>> Start Task material

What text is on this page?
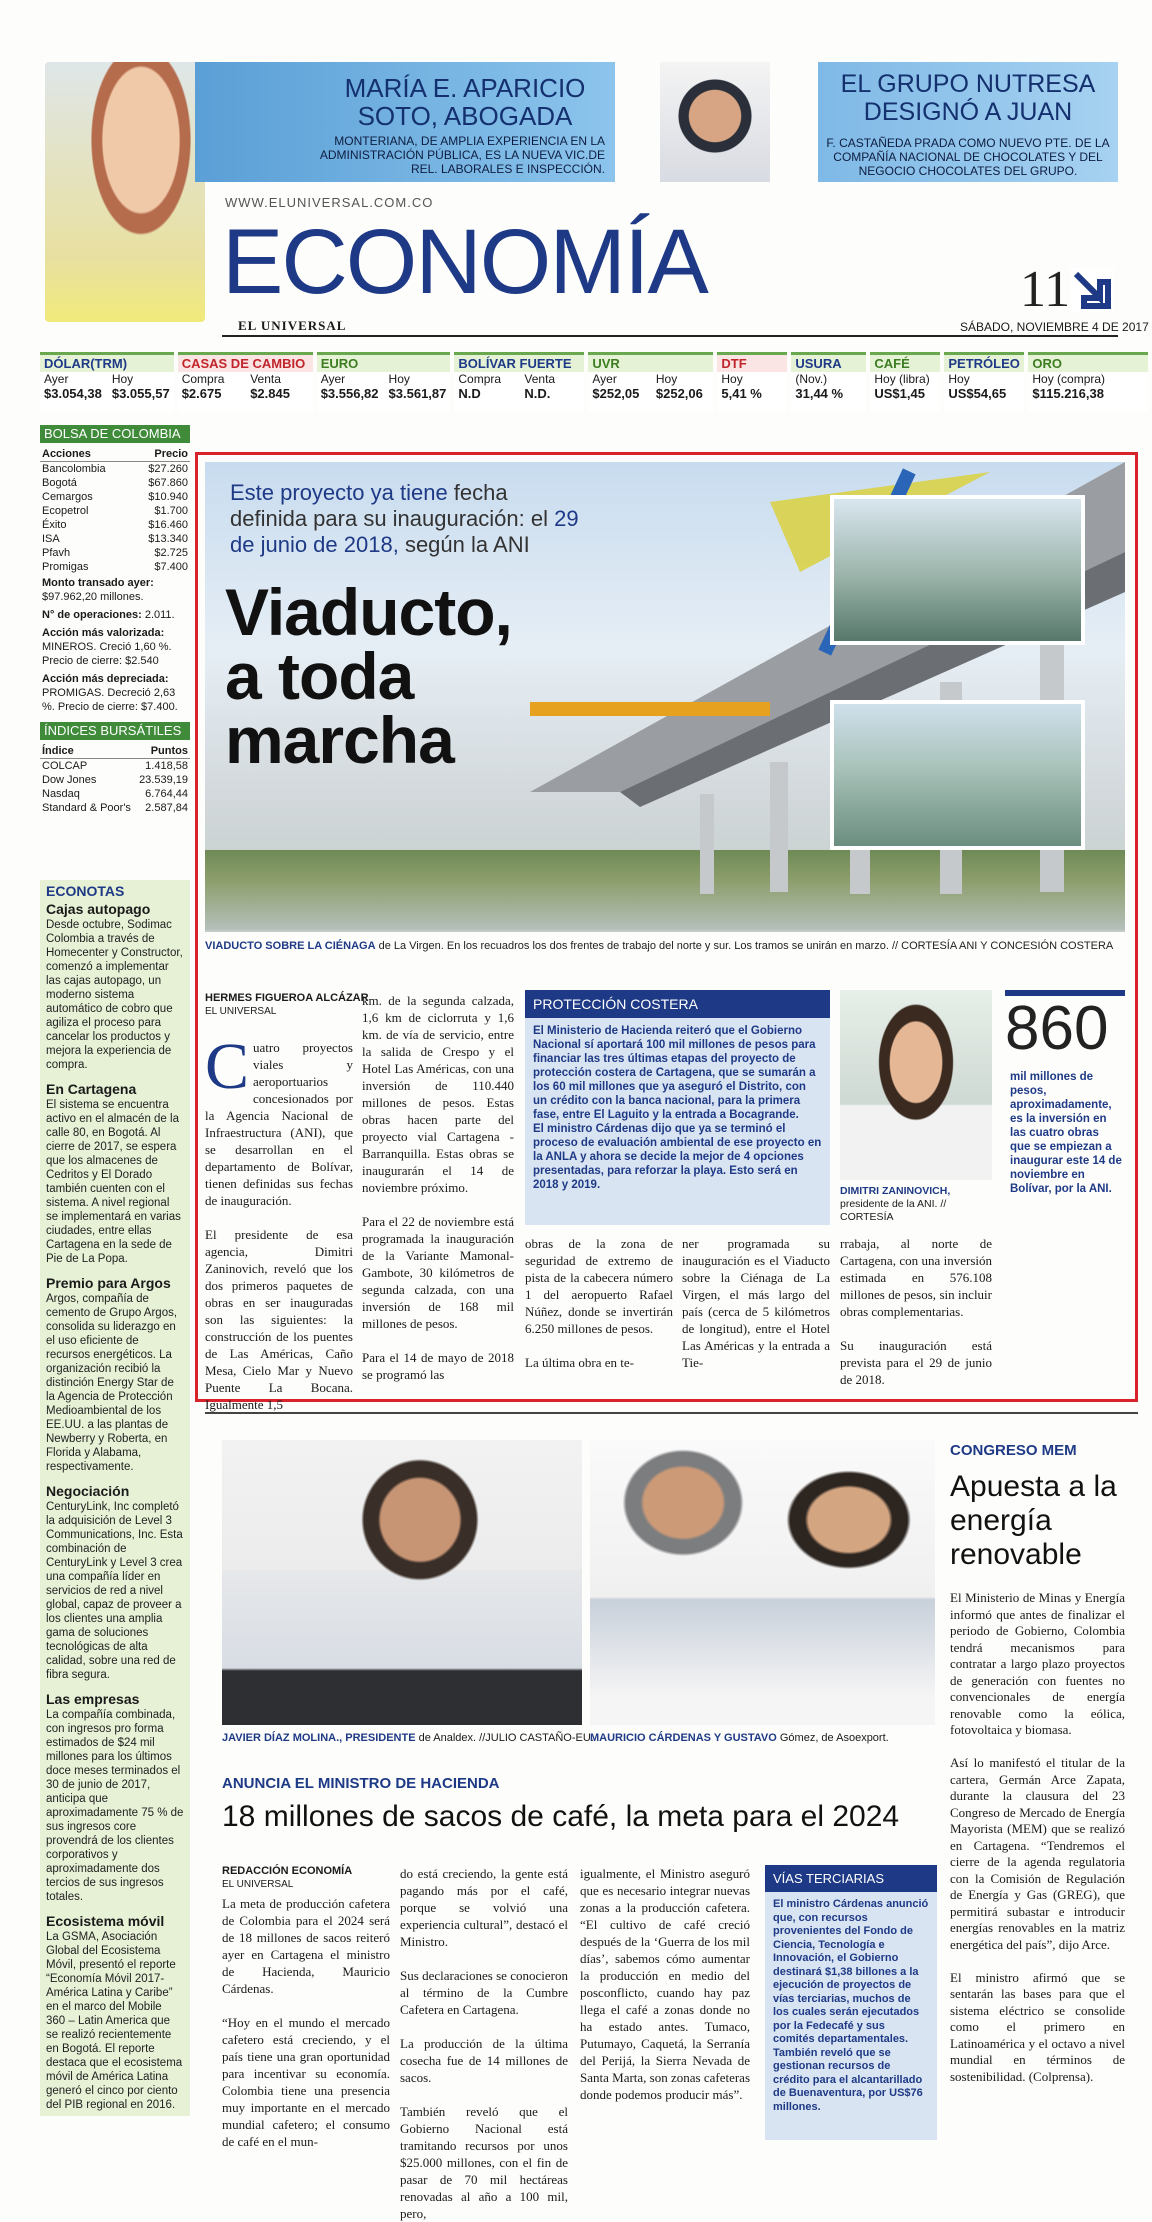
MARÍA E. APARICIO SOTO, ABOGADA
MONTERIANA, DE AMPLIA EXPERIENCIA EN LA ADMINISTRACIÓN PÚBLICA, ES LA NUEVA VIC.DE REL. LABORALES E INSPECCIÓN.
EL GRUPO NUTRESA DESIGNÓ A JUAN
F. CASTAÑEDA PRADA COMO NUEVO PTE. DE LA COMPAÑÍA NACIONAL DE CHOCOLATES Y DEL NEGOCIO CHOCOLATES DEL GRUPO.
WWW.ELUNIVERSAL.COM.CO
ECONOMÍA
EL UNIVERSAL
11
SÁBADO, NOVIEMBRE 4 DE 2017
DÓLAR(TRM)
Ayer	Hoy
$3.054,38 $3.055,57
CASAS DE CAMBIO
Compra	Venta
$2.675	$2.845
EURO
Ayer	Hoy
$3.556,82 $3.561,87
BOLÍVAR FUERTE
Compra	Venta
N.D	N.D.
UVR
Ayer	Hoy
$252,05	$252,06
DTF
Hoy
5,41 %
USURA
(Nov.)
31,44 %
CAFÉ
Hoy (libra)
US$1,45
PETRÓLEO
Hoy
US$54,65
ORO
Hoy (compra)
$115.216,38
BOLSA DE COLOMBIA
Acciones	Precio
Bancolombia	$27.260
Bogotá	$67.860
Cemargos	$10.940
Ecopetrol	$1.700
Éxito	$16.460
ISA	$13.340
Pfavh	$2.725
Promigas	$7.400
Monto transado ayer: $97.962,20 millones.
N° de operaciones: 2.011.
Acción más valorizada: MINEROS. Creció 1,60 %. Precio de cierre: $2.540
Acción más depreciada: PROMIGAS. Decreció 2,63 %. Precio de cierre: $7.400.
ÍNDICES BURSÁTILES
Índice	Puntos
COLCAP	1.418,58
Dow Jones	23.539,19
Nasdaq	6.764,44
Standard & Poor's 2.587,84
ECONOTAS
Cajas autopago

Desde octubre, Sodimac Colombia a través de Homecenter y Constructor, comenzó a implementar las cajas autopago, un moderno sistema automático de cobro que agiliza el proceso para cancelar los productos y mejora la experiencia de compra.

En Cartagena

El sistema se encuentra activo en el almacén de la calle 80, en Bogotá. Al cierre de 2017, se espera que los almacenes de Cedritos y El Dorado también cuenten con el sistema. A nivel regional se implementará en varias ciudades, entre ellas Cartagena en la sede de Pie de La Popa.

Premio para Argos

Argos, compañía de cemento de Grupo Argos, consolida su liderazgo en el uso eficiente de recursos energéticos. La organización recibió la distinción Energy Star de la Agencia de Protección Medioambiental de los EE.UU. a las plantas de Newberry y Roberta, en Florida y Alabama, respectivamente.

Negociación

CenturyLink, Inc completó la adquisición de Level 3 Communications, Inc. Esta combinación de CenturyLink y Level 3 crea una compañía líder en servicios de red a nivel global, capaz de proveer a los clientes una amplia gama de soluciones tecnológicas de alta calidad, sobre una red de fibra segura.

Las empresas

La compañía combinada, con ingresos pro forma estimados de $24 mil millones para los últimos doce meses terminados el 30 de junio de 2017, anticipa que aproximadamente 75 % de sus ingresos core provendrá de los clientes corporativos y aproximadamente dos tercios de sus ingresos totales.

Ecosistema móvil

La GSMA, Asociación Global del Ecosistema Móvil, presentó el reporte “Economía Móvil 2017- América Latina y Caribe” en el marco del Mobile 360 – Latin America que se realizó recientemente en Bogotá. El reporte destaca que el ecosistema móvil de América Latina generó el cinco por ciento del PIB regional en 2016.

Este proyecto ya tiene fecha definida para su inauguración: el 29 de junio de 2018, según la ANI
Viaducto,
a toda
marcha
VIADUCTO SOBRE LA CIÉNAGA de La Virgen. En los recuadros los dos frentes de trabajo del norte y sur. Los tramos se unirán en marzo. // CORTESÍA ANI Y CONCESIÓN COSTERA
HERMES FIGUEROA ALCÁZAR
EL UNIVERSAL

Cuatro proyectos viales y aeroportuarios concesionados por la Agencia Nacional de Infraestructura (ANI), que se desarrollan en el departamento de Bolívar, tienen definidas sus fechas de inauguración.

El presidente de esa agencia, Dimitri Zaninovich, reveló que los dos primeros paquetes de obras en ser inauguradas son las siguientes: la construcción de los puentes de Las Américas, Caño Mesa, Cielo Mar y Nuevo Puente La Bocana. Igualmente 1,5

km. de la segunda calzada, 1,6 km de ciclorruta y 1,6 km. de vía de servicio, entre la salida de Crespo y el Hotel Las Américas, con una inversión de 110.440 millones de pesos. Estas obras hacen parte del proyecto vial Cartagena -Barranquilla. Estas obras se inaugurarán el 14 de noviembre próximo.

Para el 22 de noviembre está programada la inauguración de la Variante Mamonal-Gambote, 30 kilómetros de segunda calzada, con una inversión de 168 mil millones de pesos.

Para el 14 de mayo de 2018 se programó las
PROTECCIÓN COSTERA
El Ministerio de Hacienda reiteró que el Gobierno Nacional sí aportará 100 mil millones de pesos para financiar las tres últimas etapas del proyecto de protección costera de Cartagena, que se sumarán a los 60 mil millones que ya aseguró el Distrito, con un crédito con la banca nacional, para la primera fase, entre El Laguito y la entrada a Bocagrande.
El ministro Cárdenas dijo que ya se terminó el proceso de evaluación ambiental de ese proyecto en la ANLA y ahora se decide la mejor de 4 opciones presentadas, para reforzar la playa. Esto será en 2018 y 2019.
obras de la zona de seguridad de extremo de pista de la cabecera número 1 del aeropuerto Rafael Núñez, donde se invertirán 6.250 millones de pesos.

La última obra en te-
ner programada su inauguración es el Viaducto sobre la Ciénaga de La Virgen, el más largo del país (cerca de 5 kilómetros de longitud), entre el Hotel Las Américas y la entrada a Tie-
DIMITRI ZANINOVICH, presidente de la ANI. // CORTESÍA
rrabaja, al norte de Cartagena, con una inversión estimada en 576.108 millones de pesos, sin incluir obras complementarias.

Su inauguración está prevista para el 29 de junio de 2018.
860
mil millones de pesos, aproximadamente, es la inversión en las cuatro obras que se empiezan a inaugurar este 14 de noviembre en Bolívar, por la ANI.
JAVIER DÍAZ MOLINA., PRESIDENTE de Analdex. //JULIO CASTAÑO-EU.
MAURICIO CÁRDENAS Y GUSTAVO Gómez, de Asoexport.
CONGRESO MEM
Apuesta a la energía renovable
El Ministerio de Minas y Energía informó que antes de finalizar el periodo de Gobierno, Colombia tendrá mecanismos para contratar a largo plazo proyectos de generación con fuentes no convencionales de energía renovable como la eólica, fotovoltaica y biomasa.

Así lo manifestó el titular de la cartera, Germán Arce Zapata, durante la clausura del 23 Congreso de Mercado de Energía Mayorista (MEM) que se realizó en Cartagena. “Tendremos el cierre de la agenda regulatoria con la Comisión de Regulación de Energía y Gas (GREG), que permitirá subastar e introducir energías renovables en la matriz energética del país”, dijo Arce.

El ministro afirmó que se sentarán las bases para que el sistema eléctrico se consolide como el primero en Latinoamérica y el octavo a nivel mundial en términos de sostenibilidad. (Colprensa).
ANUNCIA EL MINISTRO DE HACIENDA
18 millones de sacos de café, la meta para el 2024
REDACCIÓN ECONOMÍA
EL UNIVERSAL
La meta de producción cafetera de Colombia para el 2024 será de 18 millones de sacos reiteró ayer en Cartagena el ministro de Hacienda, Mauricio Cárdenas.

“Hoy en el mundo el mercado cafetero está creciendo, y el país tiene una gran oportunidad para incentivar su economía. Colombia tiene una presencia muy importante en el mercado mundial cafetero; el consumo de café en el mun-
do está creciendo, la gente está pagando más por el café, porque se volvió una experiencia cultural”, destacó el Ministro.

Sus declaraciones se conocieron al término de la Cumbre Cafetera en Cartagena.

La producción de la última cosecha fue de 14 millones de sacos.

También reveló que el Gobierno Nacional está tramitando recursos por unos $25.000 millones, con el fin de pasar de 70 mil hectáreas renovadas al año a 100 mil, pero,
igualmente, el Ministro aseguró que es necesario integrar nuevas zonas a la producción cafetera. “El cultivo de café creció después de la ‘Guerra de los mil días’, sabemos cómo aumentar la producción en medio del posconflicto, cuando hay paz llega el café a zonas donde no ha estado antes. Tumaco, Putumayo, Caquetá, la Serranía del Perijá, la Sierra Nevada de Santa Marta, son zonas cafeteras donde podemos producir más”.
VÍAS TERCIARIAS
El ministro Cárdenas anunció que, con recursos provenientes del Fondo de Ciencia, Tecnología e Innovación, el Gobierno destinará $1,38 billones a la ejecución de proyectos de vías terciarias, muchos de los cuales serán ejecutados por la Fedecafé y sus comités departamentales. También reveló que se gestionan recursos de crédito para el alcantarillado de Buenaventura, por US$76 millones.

>> End Task material

▶ **Set problem**
Filter the data, keeping only the lines that contain "autopago".

▶ **Full answer**
Cajas autopago
Desde octubre, Sodimac Colombia a través de Homecenter y Constructor, comenzó a implementar las cajas autopago, un moderno sistema automático de cobro que agiliza el proceso para cancelar los productos y mejora la experiencia de compra.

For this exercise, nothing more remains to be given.